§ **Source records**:
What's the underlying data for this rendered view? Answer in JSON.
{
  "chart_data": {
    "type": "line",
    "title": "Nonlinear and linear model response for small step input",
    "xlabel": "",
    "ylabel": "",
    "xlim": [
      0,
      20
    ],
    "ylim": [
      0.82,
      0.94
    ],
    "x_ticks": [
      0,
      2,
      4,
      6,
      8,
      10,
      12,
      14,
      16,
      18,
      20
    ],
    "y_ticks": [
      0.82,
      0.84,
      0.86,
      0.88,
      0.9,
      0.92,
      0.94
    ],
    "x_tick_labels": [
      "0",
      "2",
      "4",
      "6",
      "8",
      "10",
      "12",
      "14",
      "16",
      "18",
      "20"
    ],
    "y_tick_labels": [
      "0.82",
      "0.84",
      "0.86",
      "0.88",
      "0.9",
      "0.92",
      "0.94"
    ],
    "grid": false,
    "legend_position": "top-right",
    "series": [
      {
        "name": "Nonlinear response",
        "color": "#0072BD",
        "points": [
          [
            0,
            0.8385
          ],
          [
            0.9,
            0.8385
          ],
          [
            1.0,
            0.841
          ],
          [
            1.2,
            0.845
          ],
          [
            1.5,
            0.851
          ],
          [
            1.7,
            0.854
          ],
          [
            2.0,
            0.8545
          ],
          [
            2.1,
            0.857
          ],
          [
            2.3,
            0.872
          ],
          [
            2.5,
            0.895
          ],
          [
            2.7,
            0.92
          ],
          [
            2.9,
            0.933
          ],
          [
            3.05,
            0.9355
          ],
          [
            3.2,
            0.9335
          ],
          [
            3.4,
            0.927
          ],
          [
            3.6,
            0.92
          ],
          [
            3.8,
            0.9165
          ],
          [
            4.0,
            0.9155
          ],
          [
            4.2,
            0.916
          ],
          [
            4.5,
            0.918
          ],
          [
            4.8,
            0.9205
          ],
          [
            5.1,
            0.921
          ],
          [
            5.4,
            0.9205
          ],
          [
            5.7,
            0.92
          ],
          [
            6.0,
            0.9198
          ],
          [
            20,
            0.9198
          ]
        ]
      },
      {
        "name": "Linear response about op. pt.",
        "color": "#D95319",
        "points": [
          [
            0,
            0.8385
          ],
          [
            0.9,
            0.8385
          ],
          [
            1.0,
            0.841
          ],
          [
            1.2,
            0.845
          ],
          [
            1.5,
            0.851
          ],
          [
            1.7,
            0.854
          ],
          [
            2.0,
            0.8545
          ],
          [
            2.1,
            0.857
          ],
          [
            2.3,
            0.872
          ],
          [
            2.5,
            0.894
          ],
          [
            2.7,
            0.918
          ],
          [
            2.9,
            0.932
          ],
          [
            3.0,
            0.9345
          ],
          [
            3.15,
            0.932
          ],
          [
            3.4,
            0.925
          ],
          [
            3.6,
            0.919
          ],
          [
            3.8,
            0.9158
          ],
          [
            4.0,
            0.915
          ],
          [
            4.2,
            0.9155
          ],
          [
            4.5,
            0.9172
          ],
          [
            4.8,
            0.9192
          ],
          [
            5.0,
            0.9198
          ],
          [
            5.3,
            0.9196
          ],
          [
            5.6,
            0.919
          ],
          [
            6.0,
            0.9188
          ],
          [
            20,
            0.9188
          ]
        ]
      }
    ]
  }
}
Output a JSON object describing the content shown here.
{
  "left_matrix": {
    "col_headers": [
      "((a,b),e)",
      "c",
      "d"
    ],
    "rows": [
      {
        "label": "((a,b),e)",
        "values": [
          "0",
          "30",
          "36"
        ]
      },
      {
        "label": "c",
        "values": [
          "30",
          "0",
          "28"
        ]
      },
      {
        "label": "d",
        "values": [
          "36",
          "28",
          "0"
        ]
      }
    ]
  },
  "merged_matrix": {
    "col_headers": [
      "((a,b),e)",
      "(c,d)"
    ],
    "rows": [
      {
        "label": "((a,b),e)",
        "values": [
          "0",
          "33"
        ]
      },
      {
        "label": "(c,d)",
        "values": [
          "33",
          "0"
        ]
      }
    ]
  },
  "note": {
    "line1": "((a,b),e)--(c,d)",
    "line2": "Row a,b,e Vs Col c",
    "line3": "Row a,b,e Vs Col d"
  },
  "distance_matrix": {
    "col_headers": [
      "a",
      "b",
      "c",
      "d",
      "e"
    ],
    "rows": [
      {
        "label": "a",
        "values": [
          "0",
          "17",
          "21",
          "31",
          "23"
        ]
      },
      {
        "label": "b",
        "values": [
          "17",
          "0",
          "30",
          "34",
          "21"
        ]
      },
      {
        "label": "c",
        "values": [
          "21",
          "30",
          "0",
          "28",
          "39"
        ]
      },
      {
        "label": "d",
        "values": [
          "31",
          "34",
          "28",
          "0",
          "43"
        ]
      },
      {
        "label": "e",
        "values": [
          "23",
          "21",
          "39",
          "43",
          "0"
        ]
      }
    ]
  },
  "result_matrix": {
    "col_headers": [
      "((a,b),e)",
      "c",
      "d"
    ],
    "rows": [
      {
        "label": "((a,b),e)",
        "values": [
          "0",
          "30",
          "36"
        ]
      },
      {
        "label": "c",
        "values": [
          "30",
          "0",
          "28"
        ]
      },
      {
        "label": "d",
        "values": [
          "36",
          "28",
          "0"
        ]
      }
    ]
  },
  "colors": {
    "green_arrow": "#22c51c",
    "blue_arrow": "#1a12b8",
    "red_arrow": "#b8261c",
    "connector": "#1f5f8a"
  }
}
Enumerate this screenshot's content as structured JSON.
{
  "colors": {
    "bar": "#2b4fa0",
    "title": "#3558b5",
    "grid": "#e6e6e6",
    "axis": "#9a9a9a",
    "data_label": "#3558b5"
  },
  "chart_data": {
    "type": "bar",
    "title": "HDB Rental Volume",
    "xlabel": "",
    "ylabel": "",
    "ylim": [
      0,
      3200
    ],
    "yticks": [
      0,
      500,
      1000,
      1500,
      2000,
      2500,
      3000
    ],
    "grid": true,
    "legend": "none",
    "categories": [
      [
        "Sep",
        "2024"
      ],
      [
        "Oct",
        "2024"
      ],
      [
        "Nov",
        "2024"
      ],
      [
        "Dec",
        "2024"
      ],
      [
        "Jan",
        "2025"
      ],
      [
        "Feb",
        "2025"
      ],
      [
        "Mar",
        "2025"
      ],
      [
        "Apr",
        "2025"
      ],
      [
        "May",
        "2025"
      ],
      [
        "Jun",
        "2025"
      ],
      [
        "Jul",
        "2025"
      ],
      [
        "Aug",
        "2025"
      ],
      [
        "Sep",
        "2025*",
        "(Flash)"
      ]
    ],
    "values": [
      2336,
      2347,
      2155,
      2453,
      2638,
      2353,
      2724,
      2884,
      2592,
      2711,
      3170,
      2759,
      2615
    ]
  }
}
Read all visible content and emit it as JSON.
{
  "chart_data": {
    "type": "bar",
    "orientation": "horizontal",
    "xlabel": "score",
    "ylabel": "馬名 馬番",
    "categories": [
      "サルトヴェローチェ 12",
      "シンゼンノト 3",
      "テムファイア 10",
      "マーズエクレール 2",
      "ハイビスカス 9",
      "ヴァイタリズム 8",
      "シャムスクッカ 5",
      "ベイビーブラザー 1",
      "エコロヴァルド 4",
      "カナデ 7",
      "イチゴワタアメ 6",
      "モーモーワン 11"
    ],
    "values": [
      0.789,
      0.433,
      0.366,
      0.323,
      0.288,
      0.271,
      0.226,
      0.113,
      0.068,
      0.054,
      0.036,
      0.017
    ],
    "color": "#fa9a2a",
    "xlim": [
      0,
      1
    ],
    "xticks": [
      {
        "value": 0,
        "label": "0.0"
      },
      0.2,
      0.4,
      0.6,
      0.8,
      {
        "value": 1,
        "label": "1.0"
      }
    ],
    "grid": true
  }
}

§ **SHORT TASK**: Copy every record exactly, with nothing added or dropped.

§ **SOLVED PROBLEM**:
What's the underlying data for this rendered view? Answer in JSON.
{
  "chart_data": {
    "type": "line",
    "title": "Nonlinear and linear model response for small step input",
    "xlabel": "",
    "ylabel": "",
    "xlim": [
      0,
      20
    ],
    "ylim": [
      0.82,
      0.94
    ],
    "x_ticks": [
      0,
      2,
      4,
      6,
      8,
      10,
      12,
      14,
      16,
      18,
      20
    ],
    "y_ticks": [
      0.82,
      0.84,
      0.86,
      0.88,
      0.9,
      0.92,
      0.94
    ],
    "x_tick_labels": [
      "0",
      "2",
      "4",
      "6",
      "8",
      "10",
      "12",
      "14",
      "16",
      "18",
      "20"
    ],
    "y_tick_labels": [
      "0.82",
      "0.84",
      "0.86",
      "0.88",
      "0.9",
      "0.92",
      "0.94"
    ],
    "grid": false,
    "legend_position": "top-right",
    "series": [
      {
        "name": "Nonlinear response",
        "color": "#0072BD",
        "points": [
          [
            0,
            0.8385
          ],
          [
            0.9,
            0.8385
          ],
          [
            1.0,
            0.841
          ],
          [
            1.2,
            0.845
          ],
          [
            1.5,
            0.851
          ],
          [
            1.7,
            0.854
          ],
          [
            2.0,
            0.8545
          ],
          [
            2.1,
            0.857
          ],
          [
            2.3,
            0.872
          ],
          [
            2.5,
            0.895
          ],
          [
            2.7,
            0.92
          ],
          [
            2.9,
            0.933
          ],
          [
            3.05,
            0.9355
          ],
          [
            3.2,
            0.9335
          ],
          [
            3.4,
            0.927
          ],
          [
            3.6,
            0.92
          ],
          [
            3.8,
            0.9165
          ],
          [
            4.0,
            0.9155
          ],
          [
            4.2,
            0.916
          ],
          [
            4.5,
            0.918
          ],
          [
            4.8,
            0.9205
          ],
          [
            5.1,
            0.921
          ],
          [
            5.4,
            0.9205
          ],
          [
            5.7,
            0.92
          ],
          [
            6.0,
            0.9198
          ],
          [
            20,
            0.9198
          ]
        ]
      },
      {
        "name": "Linear response about op. pt.",
        "color": "#D95319",
        "points": [
          [
            0,
            0.8385
          ],
          [
            0.9,
            0.8385
          ],
          [
            1.0,
            0.841
          ],
          [
            1.2,
            0.845
          ],
          [
            1.5,
            0.851
          ],
          [
            1.7,
            0.854
          ],
          [
            2.0,
            0.8545
          ],
          [
            2.1,
            0.857
          ],
          [
            2.3,
            0.872
          ],
          [
            2.5,
            0.894
          ],
          [
            2.7,
            0.918
          ],
          [
            2.9,
            0.932
          ],
          [
            3.0,
            0.9345
          ],
          [
            3.15,
            0.932
          ],
          [
            3.4,
            0.925
          ],
          [
            3.6,
            0.919
          ],
          [
            3.8,
            0.9158
          ],
          [
            4.0,
            0.915
          ],
          [
            4.2,
            0.9155
          ],
          [
            4.5,
            0.9172
          ],
          [
            4.8,
            0.9192
          ],
          [
            5.0,
            0.9198
          ],
          [
            5.3,
            0.9196
          ],
          [
            5.6,
            0.919
          ],
          [
            6.0,
            0.9188
          ],
          [
            20,
            0.9188
          ]
        ]
      }
    ]
  }
}
Output a JSON object describing the content shown here.
{
  "left_matrix": {
    "col_headers": [
      "((a,b),e)",
      "c",
      "d"
    ],
    "rows": [
      {
        "label": "((a,b),e)",
        "values": [
          "0",
          "30",
          "36"
        ]
      },
      {
        "label": "c",
        "values": [
          "30",
          "0",
          "28"
        ]
      },
      {
        "label": "d",
        "values": [
          "36",
          "28",
          "0"
        ]
      }
    ]
  },
  "merged_matrix": {
    "col_headers": [
      "((a,b),e)",
      "(c,d)"
    ],
    "rows": [
      {
        "label": "((a,b),e)",
        "values": [
          "0",
          "33"
        ]
      },
      {
        "label": "(c,d)",
        "values": [
          "33",
          "0"
        ]
      }
    ]
  },
  "note": {
    "line1": "((a,b),e)--(c,d)",
    "line2": "Row a,b,e Vs Col c",
    "line3": "Row a,b,e Vs Col d"
  },
  "distance_matrix": {
    "col_headers": [
      "a",
      "b",
      "c",
      "d",
      "e"
    ],
    "rows": [
      {
        "label": "a",
        "values": [
          "0",
          "17",
          "21",
          "31",
          "23"
        ]
      },
      {
        "label": "b",
        "values": [
          "17",
          "0",
          "30",
          "34",
          "21"
        ]
      },
      {
        "label": "c",
        "values": [
          "21",
          "30",
          "0",
          "28",
          "39"
        ]
      },
      {
        "label": "d",
        "values": [
          "31",
          "34",
          "28",
          "0",
          "43"
        ]
      },
      {
        "label": "e",
        "values": [
          "23",
          "21",
          "39",
          "43",
          "0"
        ]
      }
    ]
  },
  "result_matrix": {
    "col_headers": [
      "((a,b),e)",
      "c",
      "d"
    ],
    "rows": [
      {
        "label": "((a,b),e)",
        "values": [
          "0",
          "30",
          "36"
        ]
      },
      {
        "label": "c",
        "values": [
          "30",
          "0",
          "28"
        ]
      },
      {
        "label": "d",
        "values": [
          "36",
          "28",
          "0"
        ]
      }
    ]
  },
  "colors": {
    "green_arrow": "#22c51c",
    "blue_arrow": "#1a12b8",
    "red_arrow": "#b8261c",
    "connector": "#1f5f8a"
  }
}
Enumerate this screenshot's content as structured JSON.
{
  "colors": {
    "bar": "#2b4fa0",
    "title": "#3558b5",
    "grid": "#e6e6e6",
    "axis": "#9a9a9a",
    "data_label": "#3558b5"
  },
  "chart_data": {
    "type": "bar",
    "title": "HDB Rental Volume",
    "xlabel": "",
    "ylabel": "",
    "ylim": [
      0,
      3200
    ],
    "yticks": [
      0,
      500,
      1000,
      1500,
      2000,
      2500,
      3000
    ],
    "grid": true,
    "legend": "none",
    "categories": [
      [
        "Sep",
        "2024"
      ],
      [
        "Oct",
        "2024"
      ],
      [
        "Nov",
        "2024"
      ],
      [
        "Dec",
        "2024"
      ],
      [
        "Jan",
        "2025"
      ],
      [
        "Feb",
        "2025"
      ],
      [
        "Mar",
        "2025"
      ],
      [
        "Apr",
        "2025"
      ],
      [
        "May",
        "2025"
      ],
      [
        "Jun",
        "2025"
      ],
      [
        "Jul",
        "2025"
      ],
      [
        "Aug",
        "2025"
      ],
      [
        "Sep",
        "2025*",
        "(Flash)"
      ]
    ],
    "values": [
      2336,
      2347,
      2155,
      2453,
      2638,
      2353,
      2724,
      2884,
      2592,
      2711,
      3170,
      2759,
      2615
    ]
  }
}
Read all visible content and emit it as JSON.
{
  "chart_data": {
    "type": "bar",
    "orientation": "horizontal",
    "xlabel": "score",
    "ylabel": "馬名 馬番",
    "categories": [
      "サルトヴェローチェ 12",
      "シンゼンノト 3",
      "テムファイア 10",
      "マーズエクレール 2",
      "ハイビスカス 9",
      "ヴァイタリズム 8",
      "シャムスクッカ 5",
      "ベイビーブラザー 1",
      "エコロヴァルド 4",
      "カナデ 7",
      "イチゴワタアメ 6",
      "モーモーワン 11"
    ],
    "values": [
      0.789,
      0.433,
      0.366,
      0.323,
      0.288,
      0.271,
      0.226,
      0.113,
      0.068,
      0.054,
      0.036,
      0.017
    ],
    "color": "#fa9a2a",
    "xlim": [
      0,
      1
    ],
    "xticks": [
      {
        "value": 0,
        "label": "0.0"
      },
      0.2,
      0.4,
      0.6,
      0.8,
      {
        "value": 1,
        "label": "1.0"
      }
    ],
    "grid": true
  }
}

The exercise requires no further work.